**Aim of the task**
Determine how many lines in the entries below include "Giai". The reply should be that number and nothing else.

**Dataset items**

- - -

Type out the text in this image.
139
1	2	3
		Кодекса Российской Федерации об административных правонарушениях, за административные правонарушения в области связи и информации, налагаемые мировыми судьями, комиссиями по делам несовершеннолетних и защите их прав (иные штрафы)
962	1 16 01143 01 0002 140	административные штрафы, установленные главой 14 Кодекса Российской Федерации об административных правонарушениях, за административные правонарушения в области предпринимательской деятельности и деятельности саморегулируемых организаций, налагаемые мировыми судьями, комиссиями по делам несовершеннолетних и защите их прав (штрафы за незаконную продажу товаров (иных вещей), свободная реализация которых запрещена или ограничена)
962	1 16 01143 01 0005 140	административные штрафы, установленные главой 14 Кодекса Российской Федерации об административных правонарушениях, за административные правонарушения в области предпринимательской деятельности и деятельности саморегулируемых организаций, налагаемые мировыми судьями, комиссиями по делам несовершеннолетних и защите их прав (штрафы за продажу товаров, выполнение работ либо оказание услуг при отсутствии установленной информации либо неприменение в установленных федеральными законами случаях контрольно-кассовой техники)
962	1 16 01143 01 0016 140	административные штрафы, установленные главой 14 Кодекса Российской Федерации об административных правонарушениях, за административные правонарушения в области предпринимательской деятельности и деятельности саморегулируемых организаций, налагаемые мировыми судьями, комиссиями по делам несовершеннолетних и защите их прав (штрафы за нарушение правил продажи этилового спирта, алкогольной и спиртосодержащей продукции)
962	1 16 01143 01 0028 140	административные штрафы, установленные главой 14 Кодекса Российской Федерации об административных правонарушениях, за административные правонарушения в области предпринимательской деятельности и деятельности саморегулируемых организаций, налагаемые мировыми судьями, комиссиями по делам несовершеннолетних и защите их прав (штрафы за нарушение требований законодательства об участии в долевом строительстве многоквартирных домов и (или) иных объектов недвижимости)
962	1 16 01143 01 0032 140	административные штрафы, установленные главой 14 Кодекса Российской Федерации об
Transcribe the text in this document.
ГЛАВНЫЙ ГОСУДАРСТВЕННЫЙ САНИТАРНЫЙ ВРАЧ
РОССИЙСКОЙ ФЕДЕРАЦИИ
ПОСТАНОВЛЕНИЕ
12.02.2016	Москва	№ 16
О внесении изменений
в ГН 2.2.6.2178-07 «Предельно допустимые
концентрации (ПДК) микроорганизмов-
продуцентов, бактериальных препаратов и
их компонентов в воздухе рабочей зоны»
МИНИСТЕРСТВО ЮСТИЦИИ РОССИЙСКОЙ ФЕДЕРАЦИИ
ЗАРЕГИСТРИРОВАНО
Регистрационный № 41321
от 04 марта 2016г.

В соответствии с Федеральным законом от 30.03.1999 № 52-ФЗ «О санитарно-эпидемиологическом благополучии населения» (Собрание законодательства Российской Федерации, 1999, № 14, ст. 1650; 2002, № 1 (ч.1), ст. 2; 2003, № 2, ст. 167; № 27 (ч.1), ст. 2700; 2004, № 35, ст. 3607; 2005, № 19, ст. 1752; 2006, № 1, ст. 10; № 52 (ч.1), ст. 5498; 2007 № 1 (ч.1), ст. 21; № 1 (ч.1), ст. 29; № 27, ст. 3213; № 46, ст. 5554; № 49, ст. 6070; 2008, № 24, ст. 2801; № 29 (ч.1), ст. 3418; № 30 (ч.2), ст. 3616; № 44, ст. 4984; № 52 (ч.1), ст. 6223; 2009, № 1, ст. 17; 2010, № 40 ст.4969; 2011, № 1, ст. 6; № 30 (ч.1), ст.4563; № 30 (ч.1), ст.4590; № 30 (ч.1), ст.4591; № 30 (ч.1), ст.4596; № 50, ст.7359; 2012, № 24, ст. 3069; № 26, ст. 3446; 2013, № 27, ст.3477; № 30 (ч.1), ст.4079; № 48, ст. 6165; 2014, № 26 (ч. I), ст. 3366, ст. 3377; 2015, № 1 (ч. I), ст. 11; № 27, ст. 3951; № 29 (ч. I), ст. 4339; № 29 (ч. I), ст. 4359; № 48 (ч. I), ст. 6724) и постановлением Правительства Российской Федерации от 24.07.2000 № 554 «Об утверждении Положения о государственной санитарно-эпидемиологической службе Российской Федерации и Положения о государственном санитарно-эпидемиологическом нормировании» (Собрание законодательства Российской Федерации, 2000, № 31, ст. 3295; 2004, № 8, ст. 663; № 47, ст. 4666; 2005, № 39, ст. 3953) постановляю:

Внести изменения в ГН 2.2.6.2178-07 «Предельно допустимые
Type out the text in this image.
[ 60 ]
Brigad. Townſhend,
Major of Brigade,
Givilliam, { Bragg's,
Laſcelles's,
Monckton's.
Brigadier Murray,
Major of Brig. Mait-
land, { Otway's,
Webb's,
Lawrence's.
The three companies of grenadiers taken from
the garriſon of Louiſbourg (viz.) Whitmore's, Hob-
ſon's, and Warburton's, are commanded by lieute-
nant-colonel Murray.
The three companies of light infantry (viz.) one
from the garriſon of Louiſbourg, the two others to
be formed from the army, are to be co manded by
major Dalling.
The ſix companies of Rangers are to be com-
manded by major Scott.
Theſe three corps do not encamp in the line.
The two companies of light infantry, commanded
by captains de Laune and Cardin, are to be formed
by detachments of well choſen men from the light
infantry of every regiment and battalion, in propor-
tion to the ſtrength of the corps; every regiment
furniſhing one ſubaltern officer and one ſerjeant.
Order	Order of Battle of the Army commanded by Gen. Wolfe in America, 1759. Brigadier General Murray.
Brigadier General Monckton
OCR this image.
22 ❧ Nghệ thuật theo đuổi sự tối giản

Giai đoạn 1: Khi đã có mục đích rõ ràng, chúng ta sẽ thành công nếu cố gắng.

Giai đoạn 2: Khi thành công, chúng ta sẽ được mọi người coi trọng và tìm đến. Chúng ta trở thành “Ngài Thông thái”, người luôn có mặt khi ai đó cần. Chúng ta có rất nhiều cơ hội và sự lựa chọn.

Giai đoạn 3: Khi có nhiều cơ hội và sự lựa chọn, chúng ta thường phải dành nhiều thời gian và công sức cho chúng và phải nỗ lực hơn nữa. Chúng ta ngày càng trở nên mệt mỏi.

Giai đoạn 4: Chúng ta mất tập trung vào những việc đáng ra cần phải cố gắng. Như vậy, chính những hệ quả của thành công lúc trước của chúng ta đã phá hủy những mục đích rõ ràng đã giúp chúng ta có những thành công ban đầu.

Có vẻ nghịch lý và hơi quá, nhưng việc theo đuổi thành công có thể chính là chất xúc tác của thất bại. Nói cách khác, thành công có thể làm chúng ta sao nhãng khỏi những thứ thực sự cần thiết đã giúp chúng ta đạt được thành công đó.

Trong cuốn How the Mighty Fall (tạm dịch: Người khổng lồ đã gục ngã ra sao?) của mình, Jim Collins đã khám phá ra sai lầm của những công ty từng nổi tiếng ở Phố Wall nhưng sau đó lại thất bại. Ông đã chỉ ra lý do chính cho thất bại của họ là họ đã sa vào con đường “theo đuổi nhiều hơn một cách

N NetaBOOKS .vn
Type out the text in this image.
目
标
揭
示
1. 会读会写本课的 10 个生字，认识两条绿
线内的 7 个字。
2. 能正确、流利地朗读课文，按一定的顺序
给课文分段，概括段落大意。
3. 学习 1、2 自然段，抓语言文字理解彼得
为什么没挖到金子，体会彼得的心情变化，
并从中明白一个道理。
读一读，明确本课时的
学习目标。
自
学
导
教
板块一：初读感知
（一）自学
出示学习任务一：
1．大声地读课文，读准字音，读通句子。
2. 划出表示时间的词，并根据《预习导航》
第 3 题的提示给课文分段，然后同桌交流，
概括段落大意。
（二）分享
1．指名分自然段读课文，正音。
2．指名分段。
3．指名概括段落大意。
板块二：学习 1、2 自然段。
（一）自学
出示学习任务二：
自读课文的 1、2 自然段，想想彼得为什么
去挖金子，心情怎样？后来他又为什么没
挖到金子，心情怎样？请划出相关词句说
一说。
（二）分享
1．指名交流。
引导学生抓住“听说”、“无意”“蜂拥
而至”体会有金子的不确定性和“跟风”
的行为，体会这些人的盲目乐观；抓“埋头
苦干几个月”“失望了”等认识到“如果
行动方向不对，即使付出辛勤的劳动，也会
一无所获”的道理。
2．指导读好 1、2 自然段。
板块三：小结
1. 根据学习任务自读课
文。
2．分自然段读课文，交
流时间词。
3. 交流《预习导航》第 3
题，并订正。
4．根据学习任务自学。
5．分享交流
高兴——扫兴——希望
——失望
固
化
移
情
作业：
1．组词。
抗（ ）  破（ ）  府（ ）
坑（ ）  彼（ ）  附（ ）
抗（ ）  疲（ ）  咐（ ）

- - -

**Response to this exercise**
4